Only lines holding the word "with" should be copied from the material.

• [Records shown]:
□ □ □ □

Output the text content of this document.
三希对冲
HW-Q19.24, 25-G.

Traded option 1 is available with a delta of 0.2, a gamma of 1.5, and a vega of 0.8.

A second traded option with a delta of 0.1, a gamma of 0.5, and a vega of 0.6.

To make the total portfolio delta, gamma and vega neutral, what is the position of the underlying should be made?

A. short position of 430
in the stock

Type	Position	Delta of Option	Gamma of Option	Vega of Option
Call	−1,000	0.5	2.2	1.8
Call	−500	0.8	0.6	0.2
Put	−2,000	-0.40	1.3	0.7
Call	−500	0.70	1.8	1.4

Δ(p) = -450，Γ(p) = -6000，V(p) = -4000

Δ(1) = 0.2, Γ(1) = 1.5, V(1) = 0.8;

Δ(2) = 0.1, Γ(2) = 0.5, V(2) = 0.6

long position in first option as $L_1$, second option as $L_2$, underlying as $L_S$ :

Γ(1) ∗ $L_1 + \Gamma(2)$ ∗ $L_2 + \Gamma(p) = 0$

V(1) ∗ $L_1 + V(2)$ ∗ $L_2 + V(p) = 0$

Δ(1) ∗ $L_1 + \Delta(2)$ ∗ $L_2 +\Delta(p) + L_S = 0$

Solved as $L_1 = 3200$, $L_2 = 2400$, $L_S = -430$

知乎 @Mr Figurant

□ □ □ □

• [Problem solution]:
Traded option 1 is available with a delta of 0.2, a gamma of 1.5, and a vega of 0.8.
A second traded option with a delta of 0.1, a gamma of 0.5, and a vega of 0.6.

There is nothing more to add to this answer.